Required task
Using the listing below, give the number of lines where "color" appears, and nothing else.

━━ Data for the task ━━

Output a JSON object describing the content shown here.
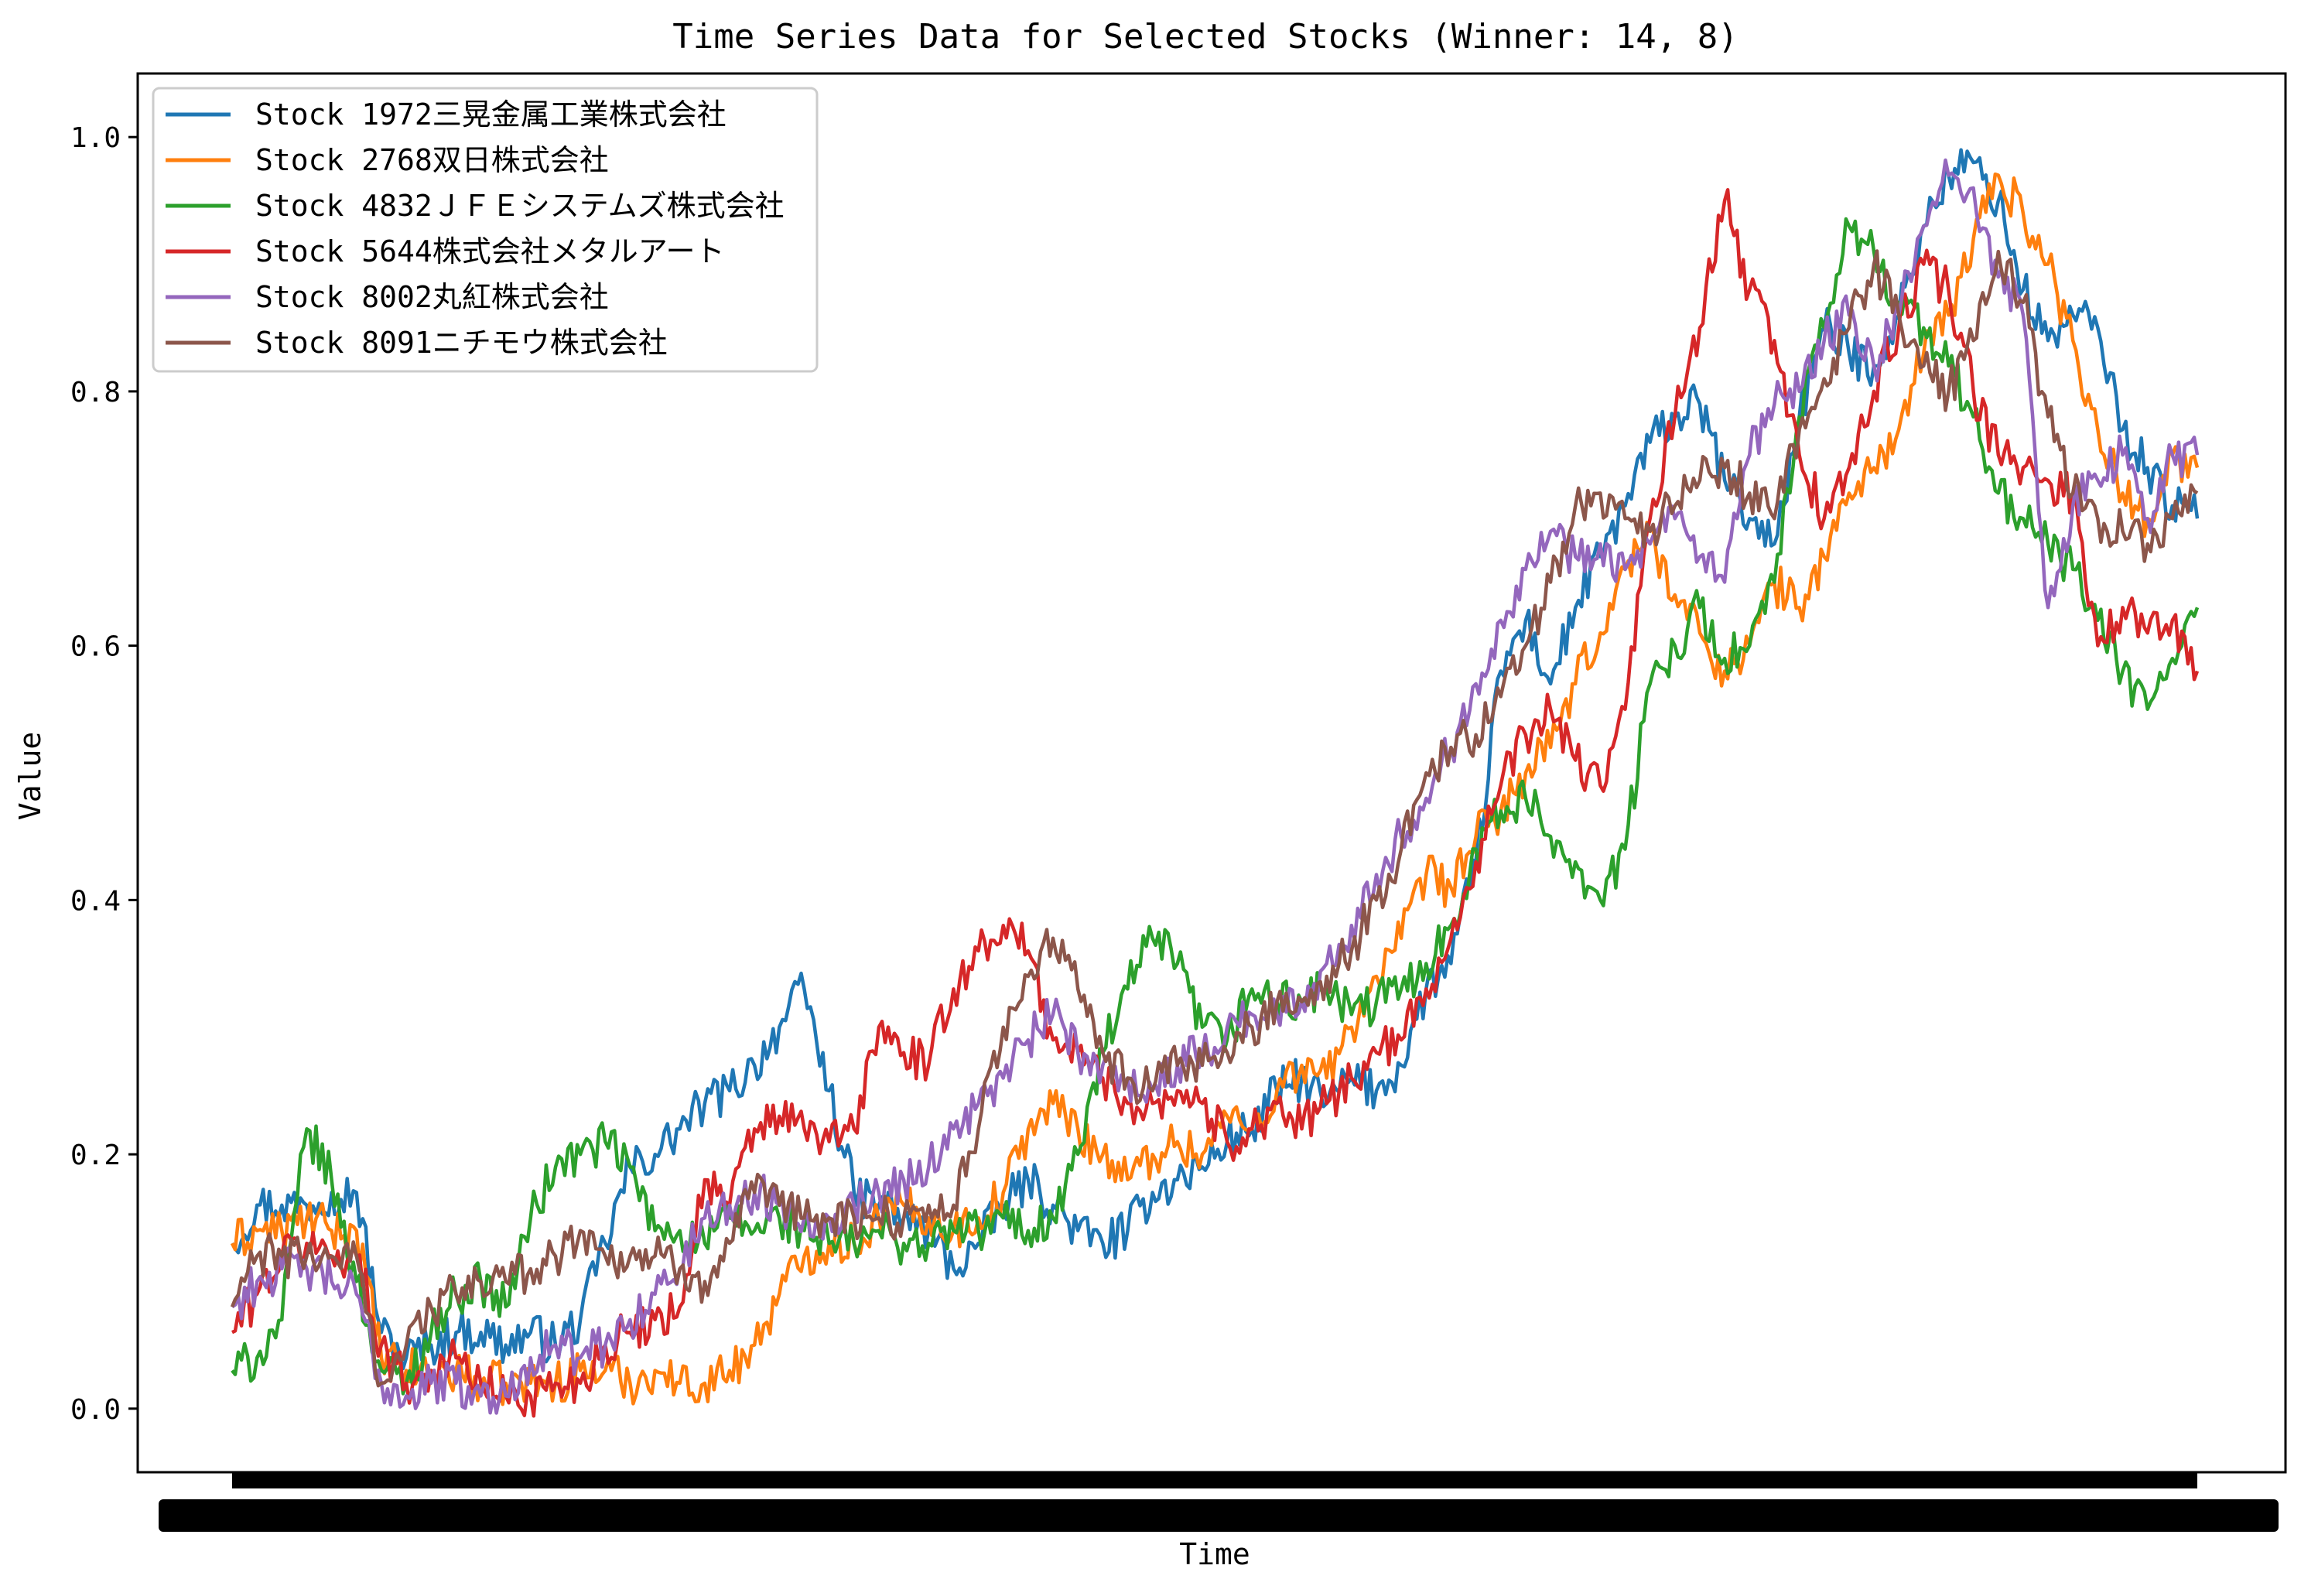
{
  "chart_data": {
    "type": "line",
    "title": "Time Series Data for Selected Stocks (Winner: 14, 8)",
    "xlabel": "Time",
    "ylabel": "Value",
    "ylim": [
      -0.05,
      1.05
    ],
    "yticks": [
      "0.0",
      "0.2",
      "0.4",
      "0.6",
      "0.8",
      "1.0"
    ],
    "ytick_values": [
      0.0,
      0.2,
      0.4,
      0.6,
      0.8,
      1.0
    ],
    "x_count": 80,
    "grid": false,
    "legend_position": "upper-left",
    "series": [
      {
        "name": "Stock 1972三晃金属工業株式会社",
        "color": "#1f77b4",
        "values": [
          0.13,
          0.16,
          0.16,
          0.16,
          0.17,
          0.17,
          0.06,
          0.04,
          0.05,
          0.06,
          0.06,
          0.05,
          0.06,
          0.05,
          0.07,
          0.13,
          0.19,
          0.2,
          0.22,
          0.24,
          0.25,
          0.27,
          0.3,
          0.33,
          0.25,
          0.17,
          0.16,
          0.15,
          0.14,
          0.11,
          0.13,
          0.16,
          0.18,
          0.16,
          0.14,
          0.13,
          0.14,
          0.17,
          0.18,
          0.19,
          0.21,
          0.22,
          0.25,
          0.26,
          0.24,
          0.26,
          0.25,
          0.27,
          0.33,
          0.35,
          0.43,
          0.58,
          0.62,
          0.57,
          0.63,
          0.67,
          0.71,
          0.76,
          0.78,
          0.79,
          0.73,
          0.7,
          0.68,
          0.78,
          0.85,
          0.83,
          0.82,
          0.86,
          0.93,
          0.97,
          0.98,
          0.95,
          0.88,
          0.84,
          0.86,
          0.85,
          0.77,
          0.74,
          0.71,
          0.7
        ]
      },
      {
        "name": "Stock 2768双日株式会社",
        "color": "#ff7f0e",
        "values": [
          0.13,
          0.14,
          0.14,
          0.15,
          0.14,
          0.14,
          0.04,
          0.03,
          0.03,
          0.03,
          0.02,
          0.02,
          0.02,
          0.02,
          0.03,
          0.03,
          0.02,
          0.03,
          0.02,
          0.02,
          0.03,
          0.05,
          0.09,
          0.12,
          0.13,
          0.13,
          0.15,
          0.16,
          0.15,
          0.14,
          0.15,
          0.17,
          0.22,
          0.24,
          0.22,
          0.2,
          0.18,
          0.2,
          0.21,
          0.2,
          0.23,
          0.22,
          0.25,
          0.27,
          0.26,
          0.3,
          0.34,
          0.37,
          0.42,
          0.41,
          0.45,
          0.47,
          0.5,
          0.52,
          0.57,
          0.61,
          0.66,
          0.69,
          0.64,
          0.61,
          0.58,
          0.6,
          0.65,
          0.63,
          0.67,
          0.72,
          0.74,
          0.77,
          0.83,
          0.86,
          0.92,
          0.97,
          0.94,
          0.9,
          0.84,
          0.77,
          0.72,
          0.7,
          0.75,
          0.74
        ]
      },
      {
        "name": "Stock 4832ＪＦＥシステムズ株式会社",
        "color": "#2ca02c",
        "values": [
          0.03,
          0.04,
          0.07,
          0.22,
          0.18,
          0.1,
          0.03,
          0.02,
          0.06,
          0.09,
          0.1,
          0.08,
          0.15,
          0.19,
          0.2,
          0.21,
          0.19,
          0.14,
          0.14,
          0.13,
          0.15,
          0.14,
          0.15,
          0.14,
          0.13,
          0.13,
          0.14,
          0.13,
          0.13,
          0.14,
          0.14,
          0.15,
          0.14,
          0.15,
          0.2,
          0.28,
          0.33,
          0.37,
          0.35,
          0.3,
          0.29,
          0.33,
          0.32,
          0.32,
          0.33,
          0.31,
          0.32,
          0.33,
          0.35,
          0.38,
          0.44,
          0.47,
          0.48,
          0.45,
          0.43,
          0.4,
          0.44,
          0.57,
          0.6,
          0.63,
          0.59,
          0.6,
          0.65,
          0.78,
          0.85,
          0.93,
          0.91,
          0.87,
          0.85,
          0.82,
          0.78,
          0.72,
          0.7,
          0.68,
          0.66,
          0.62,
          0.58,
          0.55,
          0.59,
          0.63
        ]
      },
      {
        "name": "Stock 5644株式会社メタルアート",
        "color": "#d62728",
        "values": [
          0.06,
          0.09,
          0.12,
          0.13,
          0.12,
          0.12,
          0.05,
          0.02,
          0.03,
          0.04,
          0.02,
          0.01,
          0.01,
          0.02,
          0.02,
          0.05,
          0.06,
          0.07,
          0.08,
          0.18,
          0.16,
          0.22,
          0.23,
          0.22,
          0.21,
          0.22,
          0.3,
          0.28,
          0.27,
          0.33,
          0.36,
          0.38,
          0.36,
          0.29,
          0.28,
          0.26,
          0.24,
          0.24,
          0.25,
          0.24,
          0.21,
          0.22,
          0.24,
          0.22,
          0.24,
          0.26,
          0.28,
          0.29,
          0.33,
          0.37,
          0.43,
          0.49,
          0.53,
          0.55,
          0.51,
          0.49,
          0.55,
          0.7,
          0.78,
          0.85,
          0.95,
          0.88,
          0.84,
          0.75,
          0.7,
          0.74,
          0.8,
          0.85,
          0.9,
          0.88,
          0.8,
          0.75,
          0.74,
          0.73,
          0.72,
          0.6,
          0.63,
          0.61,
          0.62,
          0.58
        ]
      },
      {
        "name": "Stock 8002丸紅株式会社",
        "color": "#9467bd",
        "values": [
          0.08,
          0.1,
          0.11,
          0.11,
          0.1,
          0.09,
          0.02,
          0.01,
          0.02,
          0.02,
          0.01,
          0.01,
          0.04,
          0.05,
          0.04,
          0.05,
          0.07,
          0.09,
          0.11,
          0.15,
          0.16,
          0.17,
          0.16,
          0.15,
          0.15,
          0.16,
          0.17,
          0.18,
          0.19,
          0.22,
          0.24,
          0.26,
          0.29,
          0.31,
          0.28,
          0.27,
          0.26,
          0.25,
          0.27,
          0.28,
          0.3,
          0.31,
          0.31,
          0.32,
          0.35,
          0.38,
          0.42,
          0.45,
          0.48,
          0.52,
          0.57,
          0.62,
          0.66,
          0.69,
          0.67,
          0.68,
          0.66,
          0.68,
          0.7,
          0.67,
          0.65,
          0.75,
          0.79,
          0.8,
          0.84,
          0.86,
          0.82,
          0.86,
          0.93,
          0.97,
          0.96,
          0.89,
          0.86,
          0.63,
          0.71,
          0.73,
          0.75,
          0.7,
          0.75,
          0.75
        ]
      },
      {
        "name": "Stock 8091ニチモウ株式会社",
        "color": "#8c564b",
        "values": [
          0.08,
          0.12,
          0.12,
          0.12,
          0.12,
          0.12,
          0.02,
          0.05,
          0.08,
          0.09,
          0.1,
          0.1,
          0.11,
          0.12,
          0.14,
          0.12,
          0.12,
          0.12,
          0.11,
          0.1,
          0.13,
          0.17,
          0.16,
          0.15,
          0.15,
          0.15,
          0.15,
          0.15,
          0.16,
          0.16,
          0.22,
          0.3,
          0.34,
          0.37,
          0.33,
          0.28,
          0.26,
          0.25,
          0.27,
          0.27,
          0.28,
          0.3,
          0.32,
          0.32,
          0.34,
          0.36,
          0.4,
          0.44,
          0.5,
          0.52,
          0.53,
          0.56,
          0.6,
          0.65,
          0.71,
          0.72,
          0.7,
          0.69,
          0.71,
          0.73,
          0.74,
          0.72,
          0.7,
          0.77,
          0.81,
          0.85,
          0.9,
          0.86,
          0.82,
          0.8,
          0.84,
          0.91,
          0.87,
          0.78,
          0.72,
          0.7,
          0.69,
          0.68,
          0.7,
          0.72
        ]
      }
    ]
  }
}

━━━

Result of the task
6